PROBLEM STATEMENT: In the records below, find the line that contains "Enumerate this screenshot's" and the line that contains "What data populates"; write out exactly those two lines and everything between them, without the pictures.

++++

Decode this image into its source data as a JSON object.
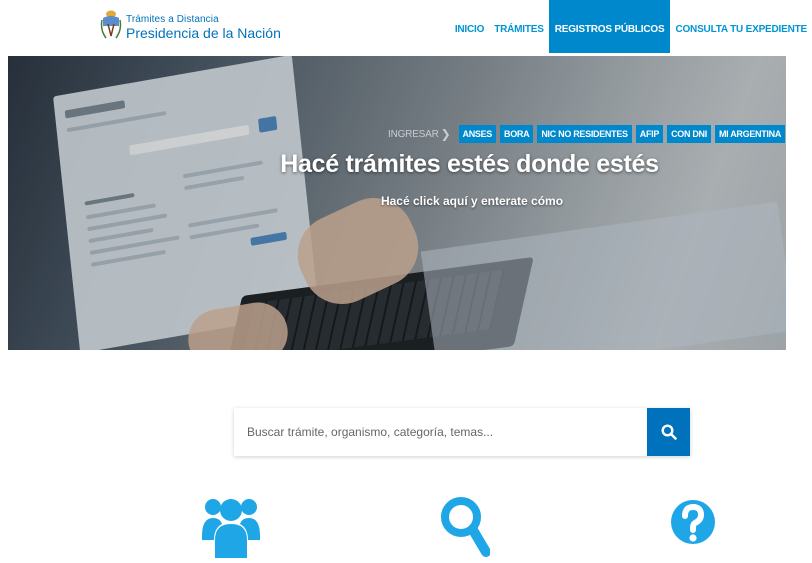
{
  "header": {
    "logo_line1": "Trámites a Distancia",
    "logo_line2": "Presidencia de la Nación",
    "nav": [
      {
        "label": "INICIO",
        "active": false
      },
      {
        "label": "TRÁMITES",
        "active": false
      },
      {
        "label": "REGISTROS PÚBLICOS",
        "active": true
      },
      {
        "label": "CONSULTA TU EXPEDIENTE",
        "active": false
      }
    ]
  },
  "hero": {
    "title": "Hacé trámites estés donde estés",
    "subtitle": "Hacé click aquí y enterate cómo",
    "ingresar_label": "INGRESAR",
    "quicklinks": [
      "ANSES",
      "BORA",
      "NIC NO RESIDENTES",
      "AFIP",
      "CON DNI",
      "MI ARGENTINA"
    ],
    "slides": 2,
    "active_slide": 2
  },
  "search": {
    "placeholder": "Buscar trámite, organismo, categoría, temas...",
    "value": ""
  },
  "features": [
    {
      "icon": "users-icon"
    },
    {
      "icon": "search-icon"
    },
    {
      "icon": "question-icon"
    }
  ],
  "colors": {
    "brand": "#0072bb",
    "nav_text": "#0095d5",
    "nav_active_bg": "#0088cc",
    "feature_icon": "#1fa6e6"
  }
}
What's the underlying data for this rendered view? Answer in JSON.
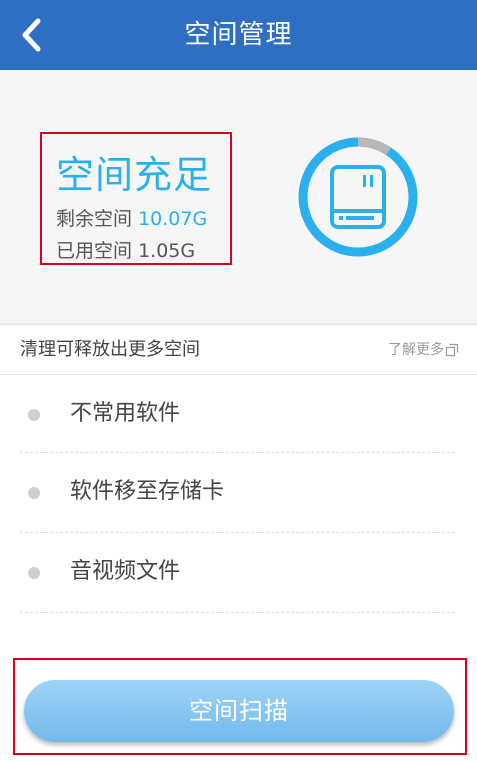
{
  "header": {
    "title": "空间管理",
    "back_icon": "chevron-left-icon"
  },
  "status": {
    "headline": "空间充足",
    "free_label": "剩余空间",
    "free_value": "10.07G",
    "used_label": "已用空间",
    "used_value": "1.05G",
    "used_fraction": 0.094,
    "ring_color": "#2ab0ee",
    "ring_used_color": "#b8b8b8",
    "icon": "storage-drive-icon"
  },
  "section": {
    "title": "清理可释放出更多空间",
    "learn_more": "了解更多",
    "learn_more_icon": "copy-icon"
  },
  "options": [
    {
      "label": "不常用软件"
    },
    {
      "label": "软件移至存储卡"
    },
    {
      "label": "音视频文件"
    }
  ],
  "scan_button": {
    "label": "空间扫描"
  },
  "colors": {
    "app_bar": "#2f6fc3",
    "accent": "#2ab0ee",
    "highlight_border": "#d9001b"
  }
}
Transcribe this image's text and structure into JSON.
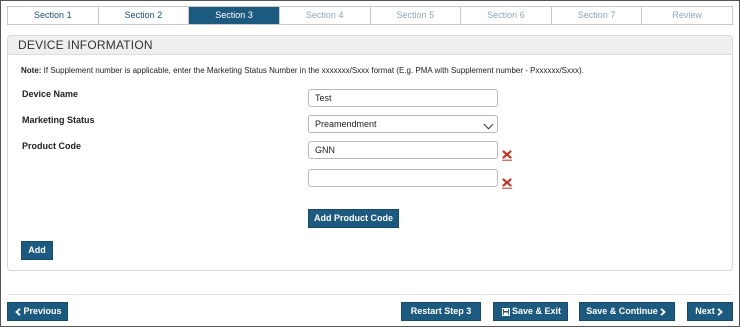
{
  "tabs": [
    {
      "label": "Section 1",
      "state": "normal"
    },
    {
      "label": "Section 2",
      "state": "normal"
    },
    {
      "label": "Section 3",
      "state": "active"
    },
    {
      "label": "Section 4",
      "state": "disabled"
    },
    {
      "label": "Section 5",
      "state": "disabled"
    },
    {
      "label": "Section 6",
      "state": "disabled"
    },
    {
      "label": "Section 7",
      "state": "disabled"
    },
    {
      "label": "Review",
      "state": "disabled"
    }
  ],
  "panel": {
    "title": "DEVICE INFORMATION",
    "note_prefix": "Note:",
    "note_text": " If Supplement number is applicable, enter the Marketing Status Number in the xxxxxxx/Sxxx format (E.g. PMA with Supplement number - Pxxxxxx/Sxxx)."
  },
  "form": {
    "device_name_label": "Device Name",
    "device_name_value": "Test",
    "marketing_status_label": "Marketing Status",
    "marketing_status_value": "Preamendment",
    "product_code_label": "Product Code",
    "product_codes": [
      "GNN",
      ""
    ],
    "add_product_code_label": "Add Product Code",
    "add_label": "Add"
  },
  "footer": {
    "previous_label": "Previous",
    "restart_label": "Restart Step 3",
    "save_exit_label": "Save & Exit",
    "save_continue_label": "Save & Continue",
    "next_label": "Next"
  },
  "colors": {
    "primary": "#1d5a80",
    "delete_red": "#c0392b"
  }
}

++++

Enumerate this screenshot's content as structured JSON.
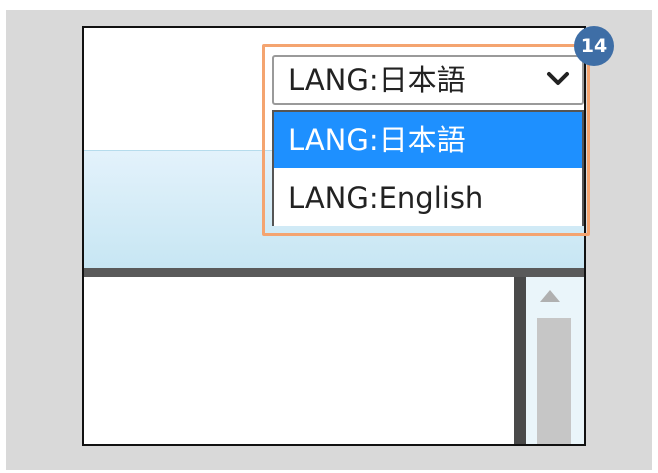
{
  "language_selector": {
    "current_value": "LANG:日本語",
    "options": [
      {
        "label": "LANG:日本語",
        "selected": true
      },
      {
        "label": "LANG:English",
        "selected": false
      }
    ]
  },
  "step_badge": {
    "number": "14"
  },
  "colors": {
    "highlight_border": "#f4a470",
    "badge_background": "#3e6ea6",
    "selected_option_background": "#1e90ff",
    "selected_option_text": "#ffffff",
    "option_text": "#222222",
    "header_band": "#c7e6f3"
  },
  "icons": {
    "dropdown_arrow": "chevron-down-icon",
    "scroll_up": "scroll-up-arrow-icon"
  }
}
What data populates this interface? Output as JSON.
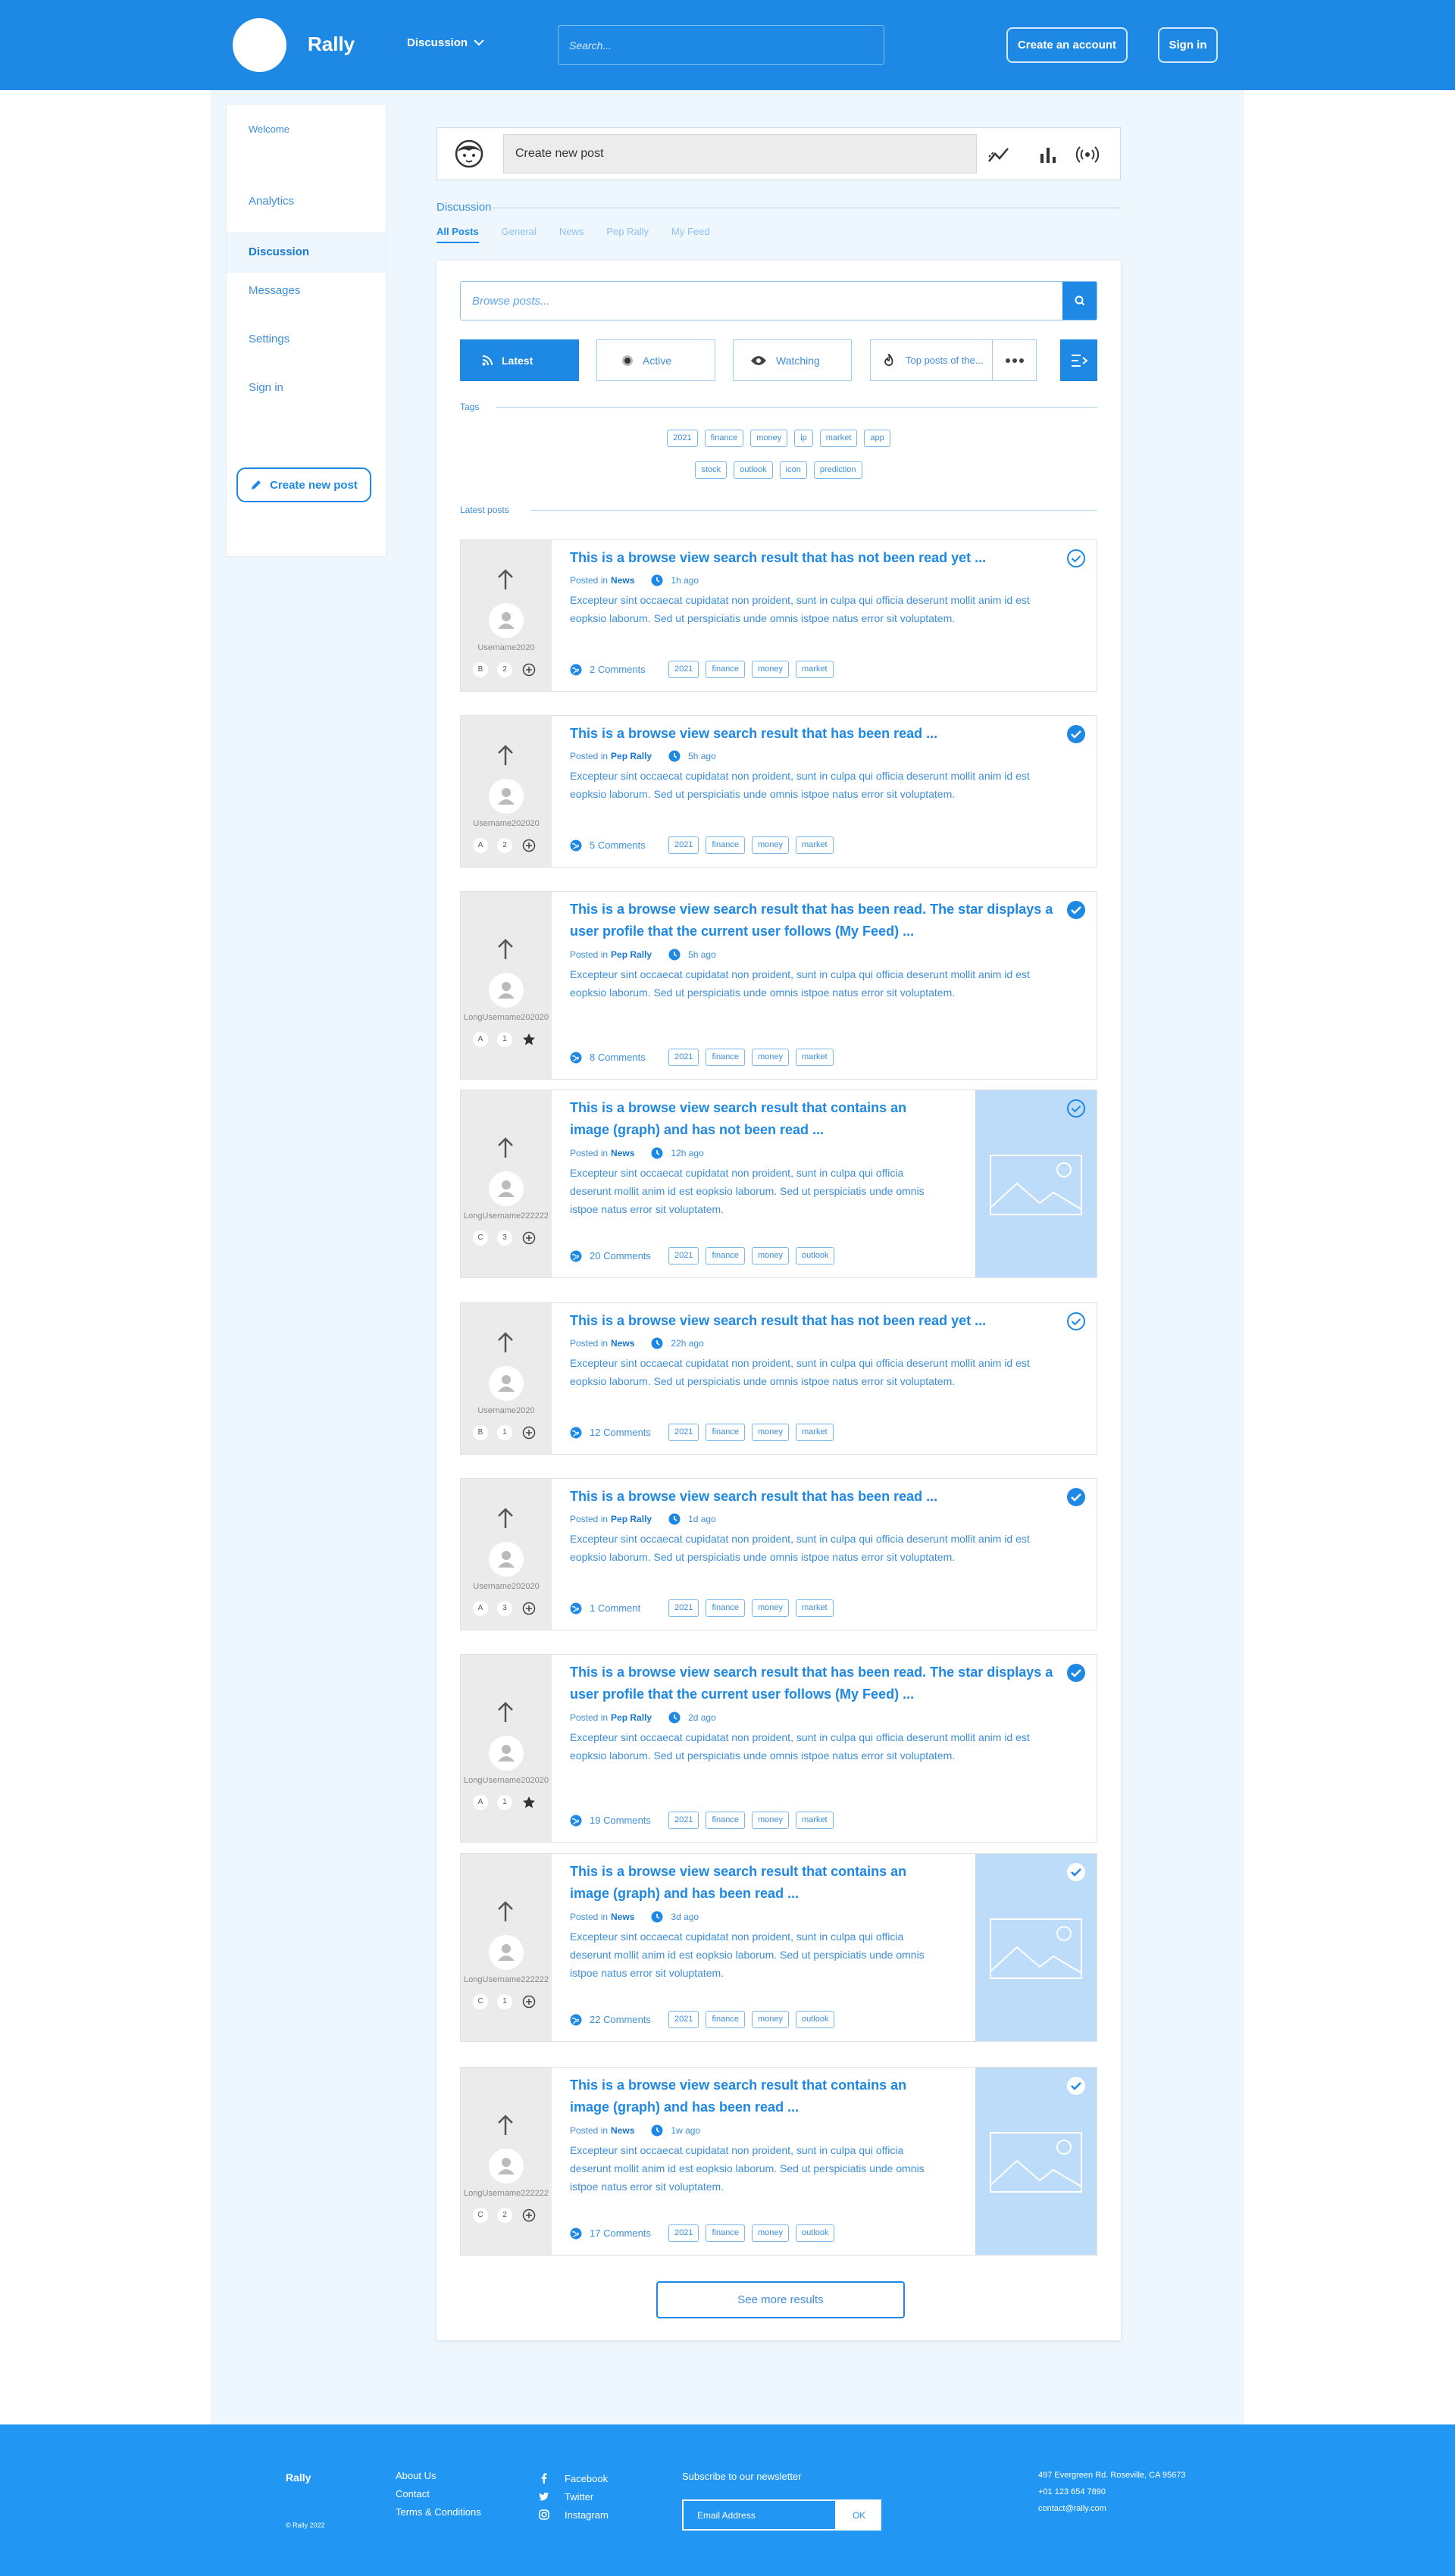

++++

EXERCISE ANSWER:
Enumerate this screenshot's content as structured JSON.
{
  "language_selector": {
    "current_value": "LANG:日本語",
    "options": [
      {
        "label": "LANG:日本語",
        "selected": true
      },
      {
        "label": "LANG:English",
        "selected": false
      }
    ]
  },
  "step_badge": {
    "number": "14"
  },
  "colors": {
    "highlight_border": "#f4a470",
    "badge_background": "#3e6ea6",
    "selected_option_background": "#1e90ff",
    "selected_option_text": "#ffffff",
    "option_text": "#222222",
    "header_band": "#c7e6f3"
  },
  "icons": {
    "dropdown_arrow": "chevron-down-icon",
    "scroll_up": "scroll-up-arrow-icon"
  }
}
What data populates this interface? Output as JSON.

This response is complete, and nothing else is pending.